### MATERIAL TO PROCESS
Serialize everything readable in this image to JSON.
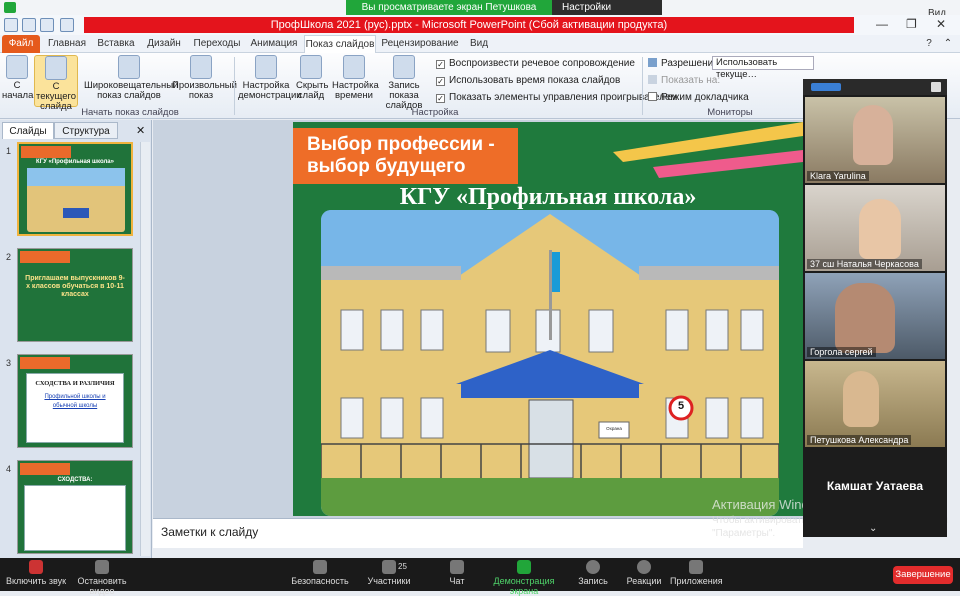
{
  "zoom_banner": {
    "viewing_text": "Вы просматриваете экран Петушкова Александра",
    "view_settings": "Настройки просмотра ▾",
    "view_label": "Вид"
  },
  "window": {
    "title": "ПрофШкола 2021 (рус).pptx  -  Microsoft PowerPoint (Сбой активации продукта)"
  },
  "tabs": [
    "Файл",
    "Главная",
    "Вставка",
    "Дизайн",
    "Переходы",
    "Анимация",
    "Показ слайдов",
    "Рецензирование",
    "Вид"
  ],
  "ribbon": {
    "buttons": {
      "from_start": "С начала",
      "from_current": "С текущего слайда",
      "broadcast": "Широковещательный показ слайдов",
      "custom": "Произвольный показ",
      "setup": "Настройка демонстрации",
      "hide": "Скрыть слайд",
      "rehearse": "Настройка времени",
      "record": "Запись показа слайдов"
    },
    "checks": {
      "narration": "Воспроизвести речевое сопровождение",
      "timings": "Использовать время показа слайдов",
      "media_controls": "Показать элементы управления проигрывателем"
    },
    "monitors": {
      "resolution_label": "Разрешение:",
      "resolution_value": "Использовать текуще…",
      "show_on": "Показать на:",
      "presenter_view": "Режим докладчика"
    },
    "groups": {
      "start": "Начать показ слайдов",
      "setup": "Настройка",
      "monitors": "Мониторы"
    }
  },
  "left_pane": {
    "tabs": [
      "Слайды",
      "Структура"
    ],
    "close": "✕",
    "thumbs": [
      {
        "num": "1",
        "title": "КГУ «Профильная школа»"
      },
      {
        "num": "2",
        "title": "Приглашаем выпускников 9-х классов обучаться в 10-11 классах"
      },
      {
        "num": "3",
        "title": "СХОДСТВА И РАЗЛИЧИЯ",
        "sub": "Профильной школы и обычной школы"
      },
      {
        "num": "4",
        "title": "СХОДСТВА:"
      }
    ]
  },
  "slide": {
    "banner": "Выбор профессии - выбор будущего",
    "title": "КГУ «Профильная школа»",
    "photo": {
      "sign_number": "5",
      "gate_sign": "Охрана"
    }
  },
  "notes_placeholder": "Заметки к слайду",
  "watermark": {
    "line1": "Активация Windows",
    "line2": "Чтобы активировать Windows, перейдите в раздел \"Параметры\"."
  },
  "gallery": {
    "participants": [
      {
        "name": "Klara Yarulina"
      },
      {
        "name": "37 сш  Наталья Черкасова"
      },
      {
        "name": "Горгола сергей"
      },
      {
        "name": "Петушкова Александра"
      }
    ],
    "active_speaker": "Камшат Уатаева"
  },
  "zoom_bar": {
    "mute": "Включить звук",
    "video": "Остановить видео",
    "security": "Безопасность",
    "participants": "Участники",
    "participants_count": "25",
    "chat": "Чат",
    "share": "Демонстрация экрана",
    "record": "Запись",
    "reactions": "Реакции",
    "apps": "Приложения",
    "end": "Завершение"
  },
  "colors": {
    "ppt_title_red": "#e4141c",
    "zoom_green": "#21a63a",
    "slide_green": "#1f7a3d",
    "banner_orange": "#ee6d28",
    "end_red": "#e22c2c"
  }
}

### WHAT TO PRODUCE
What is needed is an exact reproduction of the data, pictures excluded.

### ANSWER TO THIS EXERCISE
Serialize everything readable in this image to JSON.
{
  "zoom_banner": {
    "viewing_text": "Вы просматриваете экран Петушкова Александра",
    "view_settings": "Настройки просмотра ▾",
    "view_label": "Вид"
  },
  "window": {
    "title": "ПрофШкола 2021 (рус).pptx  -  Microsoft PowerPoint (Сбой активации продукта)"
  },
  "tabs": [
    "Файл",
    "Главная",
    "Вставка",
    "Дизайн",
    "Переходы",
    "Анимация",
    "Показ слайдов",
    "Рецензирование",
    "Вид"
  ],
  "ribbon": {
    "buttons": {
      "from_start": "С начала",
      "from_current": "С текущего слайда",
      "broadcast": "Широковещательный показ слайдов",
      "custom": "Произвольный показ",
      "setup": "Настройка демонстрации",
      "hide": "Скрыть слайд",
      "rehearse": "Настройка времени",
      "record": "Запись показа слайдов"
    },
    "checks": {
      "narration": "Воспроизвести речевое сопровождение",
      "timings": "Использовать время показа слайдов",
      "media_controls": "Показать элементы управления проигрывателем"
    },
    "monitors": {
      "resolution_label": "Разрешение:",
      "resolution_value": "Использовать текуще…",
      "show_on": "Показать на:",
      "presenter_view": "Режим докладчика"
    },
    "groups": {
      "start": "Начать показ слайдов",
      "setup": "Настройка",
      "monitors": "Мониторы"
    }
  },
  "left_pane": {
    "tabs": [
      "Слайды",
      "Структура"
    ],
    "close": "✕",
    "thumbs": [
      {
        "num": "1",
        "title": "КГУ «Профильная школа»"
      },
      {
        "num": "2",
        "title": "Приглашаем выпускников 9-х классов обучаться в 10-11 классах"
      },
      {
        "num": "3",
        "title": "СХОДСТВА И РАЗЛИЧИЯ",
        "sub": "Профильной школы и обычной школы"
      },
      {
        "num": "4",
        "title": "СХОДСТВА:"
      }
    ]
  },
  "slide": {
    "banner": "Выбор профессии - выбор будущего",
    "title": "КГУ «Профильная школа»",
    "photo": {
      "sign_number": "5",
      "gate_sign": "Охрана"
    }
  },
  "notes_placeholder": "Заметки к слайду",
  "watermark": {
    "line1": "Активация Windows",
    "line2": "Чтобы активировать Windows, перейдите в раздел \"Параметры\"."
  },
  "gallery": {
    "participants": [
      {
        "name": "Klara Yarulina"
      },
      {
        "name": "37 сш  Наталья Черкасова"
      },
      {
        "name": "Горгола сергей"
      },
      {
        "name": "Петушкова Александра"
      }
    ],
    "active_speaker": "Камшат Уатаева"
  },
  "zoom_bar": {
    "mute": "Включить звук",
    "video": "Остановить видео",
    "security": "Безопасность",
    "participants": "Участники",
    "participants_count": "25",
    "chat": "Чат",
    "share": "Демонстрация экрана",
    "record": "Запись",
    "reactions": "Реакции",
    "apps": "Приложения",
    "end": "Завершение"
  },
  "colors": {
    "ppt_title_red": "#e4141c",
    "zoom_green": "#21a63a",
    "slide_green": "#1f7a3d",
    "banner_orange": "#ee6d28",
    "end_red": "#e22c2c"
  }
}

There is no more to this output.